═════ Information supplied ═════

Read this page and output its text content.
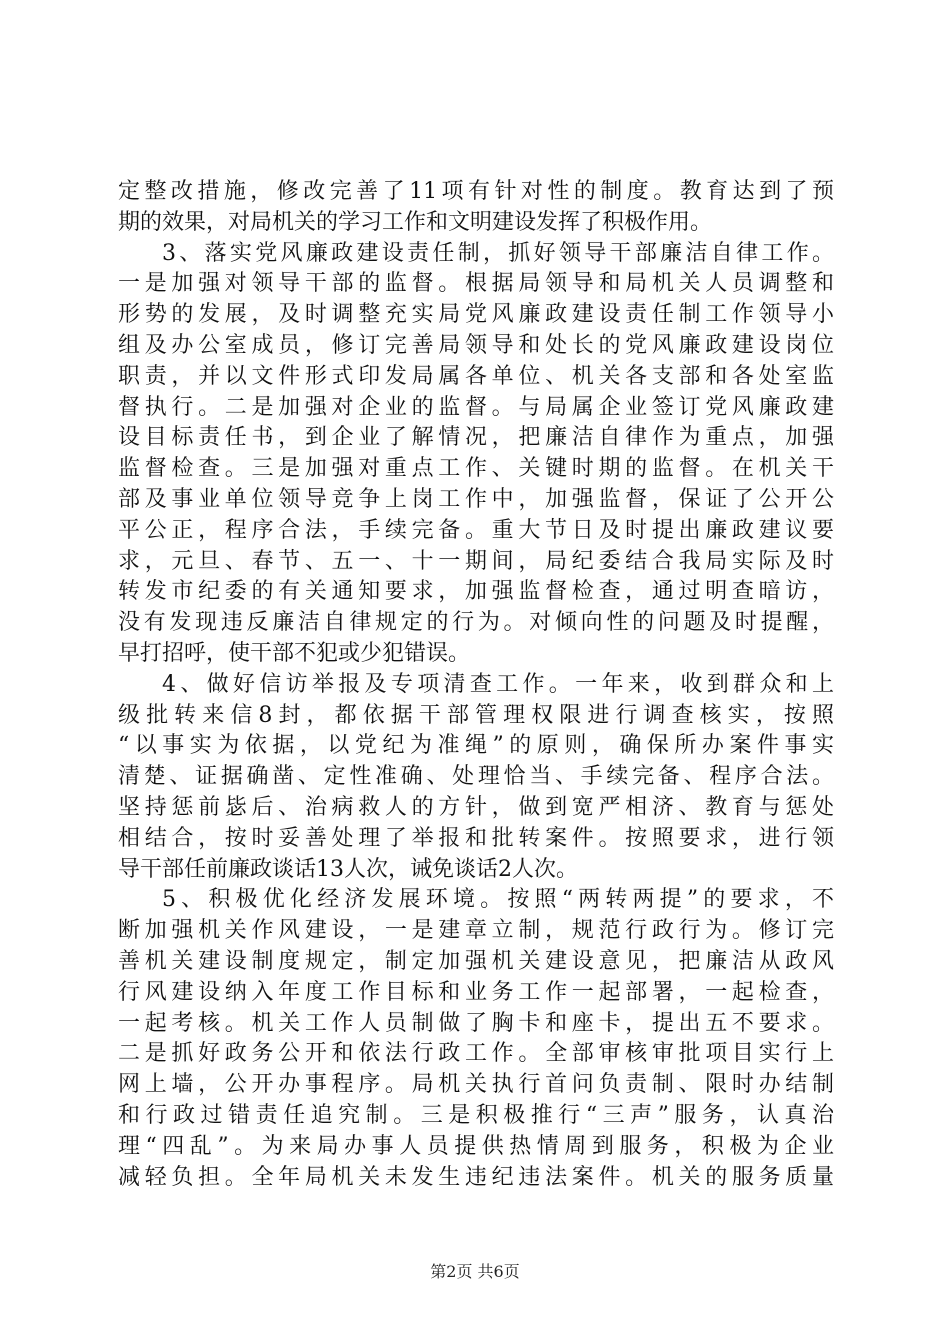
定整改措施，修改完善了11项有针对性的制度。教育达到了预
期的效果，对局机关的学习工作和文明建设发挥了积极作用。
3、落实党风廉政建设责任制，抓好领导干部廉洁自律工作。
一是加强对领导干部的监督。根据局领导和局机关人员调整和
形势的发展，及时调整充实局党风廉政建设责任制工作领导小
组及办公室成员，修订完善局领导和处长的党风廉政建设岗位
职责，并以文件形式印发局属各单位、机关各支部和各处室监
督执行。二是加强对企业的监督。与局属企业签订党风廉政建
设目标责任书，到企业了解情况，把廉洁自律作为重点，加强
监督检查。三是加强对重点工作、关键时期的监督。在机关干
部及事业单位领导竞争上岗工作中，加强监督，保证了公开公
平公正，程序合法，手续完备。重大节日及时提出廉政建议要
求，元旦、春节、五一、十一期间，局纪委结合我局实际及时
转发市纪委的有关通知要求，加强监督检查，通过明查暗访，
没有发现违反廉洁自律规定的行为。对倾向性的问题及时提醒，
早打招呼，使干部不犯或少犯错误。
4、做好信访举报及专项清查工作。一年来，收到群众和上
级批转来信8封，都依据干部管理权限进行调查核实，按照
“以事实为依据，以党纪为准绳”的原则，确保所办案件事实
清楚、证据确凿、定性准确、处理恰当、手续完备、程序合法。
坚持惩前毖后、治病救人的方针，做到宽严相济、教育与惩处
相结合，按时妥善处理了举报和批转案件。按照要求，进行领
导干部任前廉政谈话13人次，诫免谈话2人次。
5、积极优化经济发展环境。按照“两转两提”的要求，不
断加强机关作风建设，一是建章立制，规范行政行为。修订完
善机关建设制度规定，制定加强机关建设意见，把廉洁从政风
行风建设纳入年度工作目标和业务工作一起部署，一起检查，
一起考核。机关工作人员制做了胸卡和座卡，提出五不要求。
二是抓好政务公开和依法行政工作。全部审核审批项目实行上
网上墙，公开办事程序。局机关执行首问负责制、限时办结制
和行政过错责任追究制。三是积极推行“三声”服务，认真治
理“四乱”。为来局办事人员提供热情周到服务，积极为企业
减轻负担。全年局机关未发生违纪违法案件。机关的服务质量
第2页 共6页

═════

- **What the task requires**
Each line of the material that holds the string "手续完备" counts once; give the total alone.

- **Answer for this exercise**
2